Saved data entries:
□ □ □ □ □
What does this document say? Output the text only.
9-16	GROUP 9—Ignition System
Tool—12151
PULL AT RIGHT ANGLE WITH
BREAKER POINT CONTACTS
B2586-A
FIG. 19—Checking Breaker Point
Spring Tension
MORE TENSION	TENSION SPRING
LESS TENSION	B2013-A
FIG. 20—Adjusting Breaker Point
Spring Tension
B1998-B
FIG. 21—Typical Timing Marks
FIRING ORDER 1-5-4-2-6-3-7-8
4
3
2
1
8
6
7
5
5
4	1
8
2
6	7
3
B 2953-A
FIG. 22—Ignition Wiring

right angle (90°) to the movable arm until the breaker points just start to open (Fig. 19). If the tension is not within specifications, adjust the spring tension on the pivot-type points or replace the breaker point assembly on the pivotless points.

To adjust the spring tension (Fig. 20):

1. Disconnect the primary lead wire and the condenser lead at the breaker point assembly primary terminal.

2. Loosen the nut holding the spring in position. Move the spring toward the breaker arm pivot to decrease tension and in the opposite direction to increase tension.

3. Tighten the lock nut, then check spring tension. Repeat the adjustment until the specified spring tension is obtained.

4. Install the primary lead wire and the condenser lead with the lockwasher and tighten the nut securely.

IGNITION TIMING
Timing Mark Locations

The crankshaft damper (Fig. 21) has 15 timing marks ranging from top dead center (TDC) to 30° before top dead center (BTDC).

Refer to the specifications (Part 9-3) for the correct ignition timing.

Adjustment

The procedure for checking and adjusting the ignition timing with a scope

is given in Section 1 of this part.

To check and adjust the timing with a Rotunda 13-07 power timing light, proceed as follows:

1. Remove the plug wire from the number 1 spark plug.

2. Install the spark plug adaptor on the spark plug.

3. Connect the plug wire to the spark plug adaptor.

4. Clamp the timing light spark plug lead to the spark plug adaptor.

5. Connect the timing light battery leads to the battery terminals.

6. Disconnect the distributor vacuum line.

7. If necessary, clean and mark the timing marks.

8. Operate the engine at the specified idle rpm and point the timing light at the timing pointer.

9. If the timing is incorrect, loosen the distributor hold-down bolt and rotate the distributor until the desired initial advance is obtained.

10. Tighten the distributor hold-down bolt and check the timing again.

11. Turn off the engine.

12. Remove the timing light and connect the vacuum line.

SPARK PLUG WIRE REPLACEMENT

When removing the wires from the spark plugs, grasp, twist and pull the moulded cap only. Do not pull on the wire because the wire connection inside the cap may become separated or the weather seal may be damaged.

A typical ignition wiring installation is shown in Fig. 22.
□ □ □ □ □
What is asked: Return each line of the records above exactly as it reads.

Task response:
What does this document say? Output the text only.
9-16	GROUP 9—Ignition System
Tool—12151
PULL AT RIGHT ANGLE WITH
BREAKER POINT CONTACTS
B2586-A
FIG. 19—Checking Breaker Point
Spring Tension
MORE TENSION	TENSION SPRING
LESS TENSION	B2013-A
FIG. 20—Adjusting Breaker Point
Spring Tension
B1998-B
FIG. 21—Typical Timing Marks
FIRING ORDER 1-5-4-2-6-3-7-8
4
3
2
1
8
6
7
5
5
4	1
8
2
6	7
3
B 2953-A
FIG. 22—Ignition Wiring

right angle (90°) to the movable arm until the breaker points just start to open (Fig. 19). If the tension is not within specifications, adjust the spring tension on the pivot-type points or replace the breaker point assembly on the pivotless points.

To adjust the spring tension (Fig. 20):

1. Disconnect the primary lead wire and the condenser lead at the breaker point assembly primary terminal.

2. Loosen the nut holding the spring in position. Move the spring toward the breaker arm pivot to decrease tension and in the opposite direction to increase tension.

3. Tighten the lock nut, then check spring tension. Repeat the adjustment until the specified spring tension is obtained.

4. Install the primary lead wire and the condenser lead with the lockwasher and tighten the nut securely.

IGNITION TIMING
Timing Mark Locations

The crankshaft damper (Fig. 21) has 15 timing marks ranging from top dead center (TDC) to 30° before top dead center (BTDC).

Refer to the specifications (Part 9-3) for the correct ignition timing.

Adjustment

The procedure for checking and adjusting the ignition timing with a scope

is given in Section 1 of this part.

To check and adjust the timing with a Rotunda 13-07 power timing light, proceed as follows:

1. Remove the plug wire from the number 1 spark plug.

2. Install the spark plug adaptor on the spark plug.

3. Connect the plug wire to the spark plug adaptor.

4. Clamp the timing light spark plug lead to the spark plug adaptor.

5. Connect the timing light battery leads to the battery terminals.

6. Disconnect the distributor vacuum line.

7. If necessary, clean and mark the timing marks.

8. Operate the engine at the specified idle rpm and point the timing light at the timing pointer.

9. If the timing is incorrect, loosen the distributor hold-down bolt and rotate the distributor until the desired initial advance is obtained.

10. Tighten the distributor hold-down bolt and check the timing again.

11. Turn off the engine.

12. Remove the timing light and connect the vacuum line.

SPARK PLUG WIRE REPLACEMENT

When removing the wires from the spark plugs, grasp, twist and pull the moulded cap only. Do not pull on the wire because the wire connection inside the cap may become separated or the weather seal may be damaged.

A typical ignition wiring installation is shown in Fig. 22.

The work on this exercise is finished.